(Dataset items)
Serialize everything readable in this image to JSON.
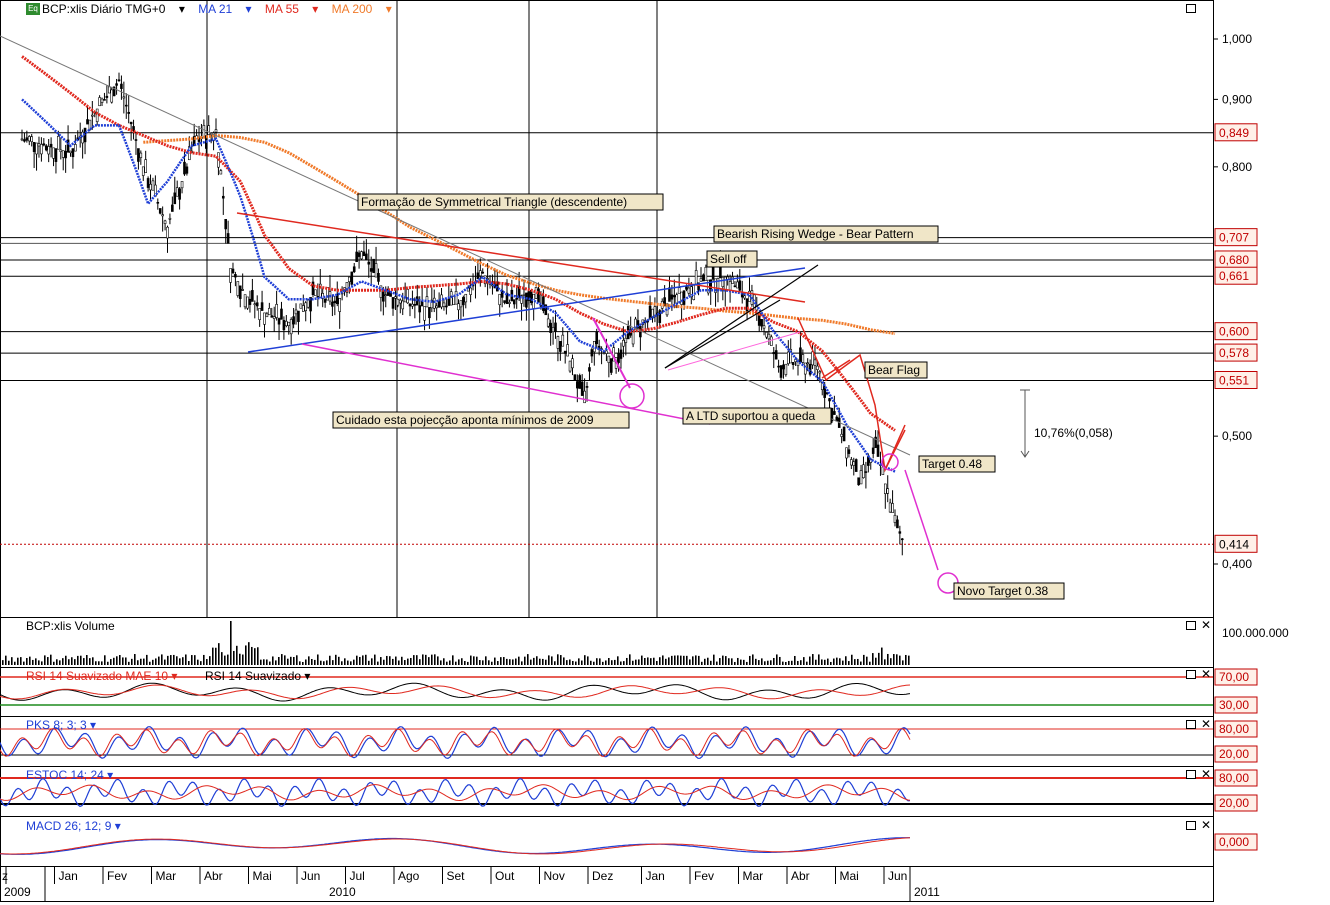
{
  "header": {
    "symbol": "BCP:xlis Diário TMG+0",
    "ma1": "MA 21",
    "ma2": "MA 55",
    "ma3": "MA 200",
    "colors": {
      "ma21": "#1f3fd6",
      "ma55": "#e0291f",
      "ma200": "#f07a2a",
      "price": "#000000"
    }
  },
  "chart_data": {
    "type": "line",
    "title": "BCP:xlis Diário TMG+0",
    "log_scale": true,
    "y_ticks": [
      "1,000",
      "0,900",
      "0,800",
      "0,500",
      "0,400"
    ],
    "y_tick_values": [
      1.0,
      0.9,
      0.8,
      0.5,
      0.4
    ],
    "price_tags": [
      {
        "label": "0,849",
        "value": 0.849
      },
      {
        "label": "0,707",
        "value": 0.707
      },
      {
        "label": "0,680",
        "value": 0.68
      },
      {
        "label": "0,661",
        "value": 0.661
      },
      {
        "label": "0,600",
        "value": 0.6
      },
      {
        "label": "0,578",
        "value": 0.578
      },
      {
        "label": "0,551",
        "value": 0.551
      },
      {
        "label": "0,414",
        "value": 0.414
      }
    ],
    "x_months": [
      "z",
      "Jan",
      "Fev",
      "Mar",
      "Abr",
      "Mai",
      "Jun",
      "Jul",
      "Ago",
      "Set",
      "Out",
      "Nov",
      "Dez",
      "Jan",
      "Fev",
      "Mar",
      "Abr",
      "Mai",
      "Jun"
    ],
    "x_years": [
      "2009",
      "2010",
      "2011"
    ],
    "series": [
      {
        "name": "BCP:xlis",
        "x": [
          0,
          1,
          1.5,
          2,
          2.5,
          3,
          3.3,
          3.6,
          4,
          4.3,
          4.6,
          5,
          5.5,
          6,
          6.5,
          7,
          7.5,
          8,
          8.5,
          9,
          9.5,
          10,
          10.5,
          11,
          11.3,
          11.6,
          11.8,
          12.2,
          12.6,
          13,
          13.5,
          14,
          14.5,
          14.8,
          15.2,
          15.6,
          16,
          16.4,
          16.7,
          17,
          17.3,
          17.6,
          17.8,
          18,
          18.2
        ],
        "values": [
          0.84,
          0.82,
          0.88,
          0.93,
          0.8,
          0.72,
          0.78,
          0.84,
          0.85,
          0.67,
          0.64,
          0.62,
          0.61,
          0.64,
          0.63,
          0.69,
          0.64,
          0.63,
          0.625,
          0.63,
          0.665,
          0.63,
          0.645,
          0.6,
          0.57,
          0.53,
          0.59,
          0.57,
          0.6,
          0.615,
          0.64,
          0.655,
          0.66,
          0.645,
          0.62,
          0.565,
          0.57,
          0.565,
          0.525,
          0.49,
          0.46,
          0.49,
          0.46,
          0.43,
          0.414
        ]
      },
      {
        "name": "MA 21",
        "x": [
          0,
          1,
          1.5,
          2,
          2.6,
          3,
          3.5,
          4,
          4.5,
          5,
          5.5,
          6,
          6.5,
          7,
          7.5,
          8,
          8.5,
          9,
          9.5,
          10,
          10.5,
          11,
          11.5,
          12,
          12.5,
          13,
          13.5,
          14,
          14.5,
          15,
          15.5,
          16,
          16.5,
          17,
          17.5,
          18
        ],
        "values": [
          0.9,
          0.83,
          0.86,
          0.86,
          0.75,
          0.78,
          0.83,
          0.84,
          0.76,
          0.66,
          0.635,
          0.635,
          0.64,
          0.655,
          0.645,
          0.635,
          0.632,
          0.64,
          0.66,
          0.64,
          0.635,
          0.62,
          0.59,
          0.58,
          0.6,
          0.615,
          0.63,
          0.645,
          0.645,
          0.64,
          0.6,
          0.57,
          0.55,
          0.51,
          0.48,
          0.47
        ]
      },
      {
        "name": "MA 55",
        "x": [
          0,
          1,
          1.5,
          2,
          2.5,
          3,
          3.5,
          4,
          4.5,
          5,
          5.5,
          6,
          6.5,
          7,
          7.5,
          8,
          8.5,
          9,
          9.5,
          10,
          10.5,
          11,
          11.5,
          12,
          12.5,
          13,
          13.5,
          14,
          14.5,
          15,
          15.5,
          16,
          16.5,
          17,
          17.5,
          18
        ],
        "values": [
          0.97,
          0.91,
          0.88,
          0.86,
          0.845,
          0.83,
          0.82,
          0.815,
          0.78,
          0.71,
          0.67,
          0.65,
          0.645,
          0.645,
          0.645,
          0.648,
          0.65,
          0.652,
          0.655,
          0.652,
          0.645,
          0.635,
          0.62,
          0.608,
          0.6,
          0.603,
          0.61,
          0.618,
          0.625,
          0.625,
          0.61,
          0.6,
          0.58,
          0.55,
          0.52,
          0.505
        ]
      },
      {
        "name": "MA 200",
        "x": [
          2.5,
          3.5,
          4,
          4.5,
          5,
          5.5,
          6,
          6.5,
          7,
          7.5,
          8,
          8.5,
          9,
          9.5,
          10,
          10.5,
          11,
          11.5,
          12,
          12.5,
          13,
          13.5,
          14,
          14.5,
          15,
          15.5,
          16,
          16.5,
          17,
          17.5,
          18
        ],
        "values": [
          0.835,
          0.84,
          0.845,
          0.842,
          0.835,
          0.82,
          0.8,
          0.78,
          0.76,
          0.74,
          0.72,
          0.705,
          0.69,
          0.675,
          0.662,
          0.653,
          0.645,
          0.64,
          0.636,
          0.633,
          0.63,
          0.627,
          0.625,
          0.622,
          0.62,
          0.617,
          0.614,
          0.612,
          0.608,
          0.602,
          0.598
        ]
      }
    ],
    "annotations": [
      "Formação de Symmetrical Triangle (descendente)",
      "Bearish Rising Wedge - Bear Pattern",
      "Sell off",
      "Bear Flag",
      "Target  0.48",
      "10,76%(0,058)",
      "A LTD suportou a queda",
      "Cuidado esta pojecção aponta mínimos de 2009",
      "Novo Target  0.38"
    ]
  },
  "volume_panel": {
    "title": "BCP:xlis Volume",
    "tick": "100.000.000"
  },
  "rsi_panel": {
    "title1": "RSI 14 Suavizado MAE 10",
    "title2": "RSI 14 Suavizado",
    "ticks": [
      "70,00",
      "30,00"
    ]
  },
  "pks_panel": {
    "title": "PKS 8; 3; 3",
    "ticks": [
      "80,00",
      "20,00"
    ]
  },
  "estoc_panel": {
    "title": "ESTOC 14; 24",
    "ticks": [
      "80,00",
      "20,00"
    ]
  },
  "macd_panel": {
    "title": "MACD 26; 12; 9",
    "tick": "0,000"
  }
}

» Task objective: Go through the listing above line by line and say how many lines hold the word "label". Reply with that number only.

» Solution to the exercise: 8